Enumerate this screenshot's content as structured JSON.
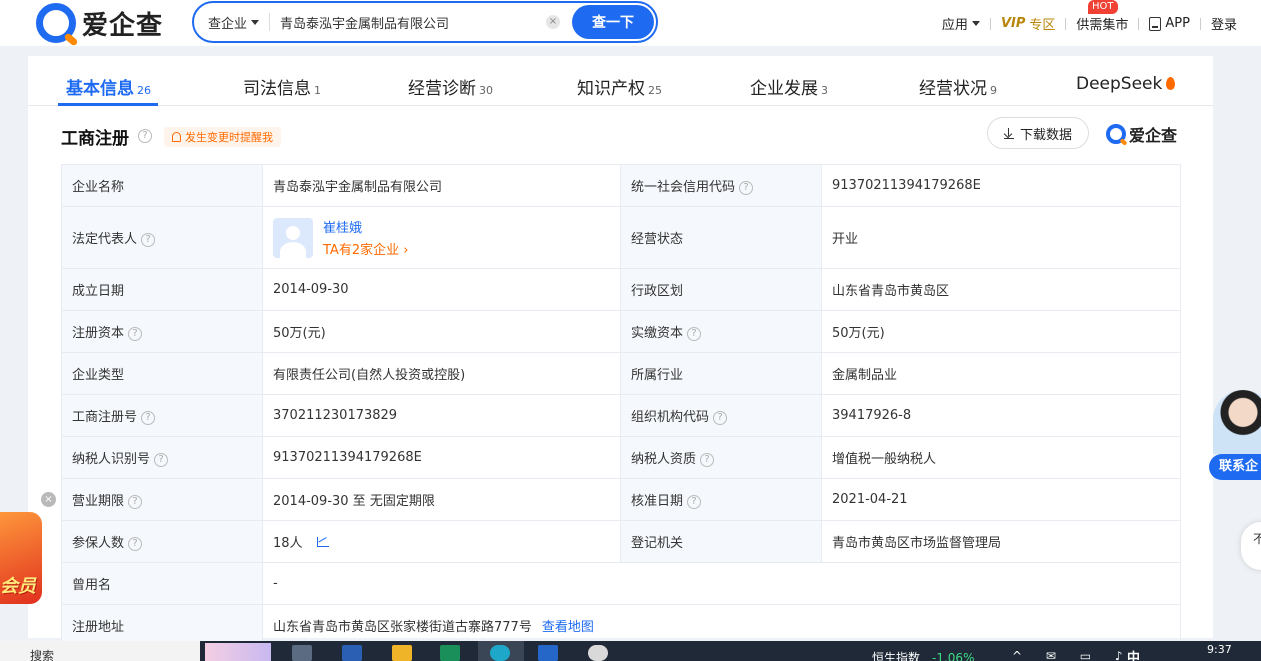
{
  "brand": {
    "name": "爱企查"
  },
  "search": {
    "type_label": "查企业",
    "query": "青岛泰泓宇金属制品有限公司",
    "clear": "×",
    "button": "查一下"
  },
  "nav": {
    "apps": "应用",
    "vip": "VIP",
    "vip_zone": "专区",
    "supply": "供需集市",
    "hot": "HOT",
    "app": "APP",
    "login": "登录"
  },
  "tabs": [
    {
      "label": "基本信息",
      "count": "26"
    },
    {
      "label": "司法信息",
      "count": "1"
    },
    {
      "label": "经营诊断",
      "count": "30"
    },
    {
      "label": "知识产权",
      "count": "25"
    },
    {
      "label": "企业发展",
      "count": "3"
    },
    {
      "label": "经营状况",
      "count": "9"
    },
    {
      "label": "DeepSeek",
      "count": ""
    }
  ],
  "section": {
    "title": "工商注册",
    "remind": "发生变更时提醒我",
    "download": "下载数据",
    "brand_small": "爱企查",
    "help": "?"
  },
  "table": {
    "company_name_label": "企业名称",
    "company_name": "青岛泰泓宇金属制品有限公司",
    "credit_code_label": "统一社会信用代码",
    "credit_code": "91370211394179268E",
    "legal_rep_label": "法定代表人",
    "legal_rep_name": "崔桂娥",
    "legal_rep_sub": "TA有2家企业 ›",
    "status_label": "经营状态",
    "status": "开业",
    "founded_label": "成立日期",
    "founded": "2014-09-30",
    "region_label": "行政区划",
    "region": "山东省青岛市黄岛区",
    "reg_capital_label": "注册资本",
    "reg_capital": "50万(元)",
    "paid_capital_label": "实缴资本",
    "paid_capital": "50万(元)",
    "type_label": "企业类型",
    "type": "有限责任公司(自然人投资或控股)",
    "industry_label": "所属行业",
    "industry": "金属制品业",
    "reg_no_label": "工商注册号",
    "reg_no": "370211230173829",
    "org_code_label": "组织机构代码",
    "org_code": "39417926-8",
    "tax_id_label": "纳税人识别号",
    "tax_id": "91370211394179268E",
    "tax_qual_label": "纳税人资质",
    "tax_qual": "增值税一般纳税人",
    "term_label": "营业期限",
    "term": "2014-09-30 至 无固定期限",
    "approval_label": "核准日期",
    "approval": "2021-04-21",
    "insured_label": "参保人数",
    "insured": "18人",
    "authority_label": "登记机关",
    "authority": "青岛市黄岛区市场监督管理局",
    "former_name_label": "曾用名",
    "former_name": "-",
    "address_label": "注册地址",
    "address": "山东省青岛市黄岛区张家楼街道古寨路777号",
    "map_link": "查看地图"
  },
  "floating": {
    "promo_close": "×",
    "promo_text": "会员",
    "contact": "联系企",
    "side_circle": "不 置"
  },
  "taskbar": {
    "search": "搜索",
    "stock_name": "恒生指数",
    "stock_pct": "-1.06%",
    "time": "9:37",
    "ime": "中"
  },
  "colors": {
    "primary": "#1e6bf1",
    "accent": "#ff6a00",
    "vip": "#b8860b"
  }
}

┄┄┄┄┄┄

Repeat the records in full, exactly as they appear, without the pictures.

**WRITTEN ANSWER:**
Enumerate this screenshot's content as structured JSON.
{
  "brand": {
    "name": "爱企查"
  },
  "search": {
    "type_label": "查企业",
    "query": "青岛泰泓宇金属制品有限公司",
    "clear": "×",
    "button": "查一下"
  },
  "nav": {
    "apps": "应用",
    "vip": "VIP",
    "vip_zone": "专区",
    "supply": "供需集市",
    "hot": "HOT",
    "app": "APP",
    "login": "登录"
  },
  "tabs": [
    {
      "label": "基本信息",
      "count": "26"
    },
    {
      "label": "司法信息",
      "count": "1"
    },
    {
      "label": "经营诊断",
      "count": "30"
    },
    {
      "label": "知识产权",
      "count": "25"
    },
    {
      "label": "企业发展",
      "count": "3"
    },
    {
      "label": "经营状况",
      "count": "9"
    },
    {
      "label": "DeepSeek",
      "count": ""
    }
  ],
  "section": {
    "title": "工商注册",
    "remind": "发生变更时提醒我",
    "download": "下载数据",
    "brand_small": "爱企查",
    "help": "?"
  },
  "table": {
    "company_name_label": "企业名称",
    "company_name": "青岛泰泓宇金属制品有限公司",
    "credit_code_label": "统一社会信用代码",
    "credit_code": "91370211394179268E",
    "legal_rep_label": "法定代表人",
    "legal_rep_name": "崔桂娥",
    "legal_rep_sub": "TA有2家企业 ›",
    "status_label": "经营状态",
    "status": "开业",
    "founded_label": "成立日期",
    "founded": "2014-09-30",
    "region_label": "行政区划",
    "region": "山东省青岛市黄岛区",
    "reg_capital_label": "注册资本",
    "reg_capital": "50万(元)",
    "paid_capital_label": "实缴资本",
    "paid_capital": "50万(元)",
    "type_label": "企业类型",
    "type": "有限责任公司(自然人投资或控股)",
    "industry_label": "所属行业",
    "industry": "金属制品业",
    "reg_no_label": "工商注册号",
    "reg_no": "370211230173829",
    "org_code_label": "组织机构代码",
    "org_code": "39417926-8",
    "tax_id_label": "纳税人识别号",
    "tax_id": "91370211394179268E",
    "tax_qual_label": "纳税人资质",
    "tax_qual": "增值税一般纳税人",
    "term_label": "营业期限",
    "term": "2014-09-30 至 无固定期限",
    "approval_label": "核准日期",
    "approval": "2021-04-21",
    "insured_label": "参保人数",
    "insured": "18人",
    "authority_label": "登记机关",
    "authority": "青岛市黄岛区市场监督管理局",
    "former_name_label": "曾用名",
    "former_name": "-",
    "address_label": "注册地址",
    "address": "山东省青岛市黄岛区张家楼街道古寨路777号",
    "map_link": "查看地图"
  },
  "floating": {
    "promo_close": "×",
    "promo_text": "会员",
    "contact": "联系企",
    "side_circle": "不 置"
  },
  "taskbar": {
    "search": "搜索",
    "stock_name": "恒生指数",
    "stock_pct": "-1.06%",
    "time": "9:37",
    "ime": "中"
  },
  "colors": {
    "primary": "#1e6bf1",
    "accent": "#ff6a00",
    "vip": "#b8860b"
  }
}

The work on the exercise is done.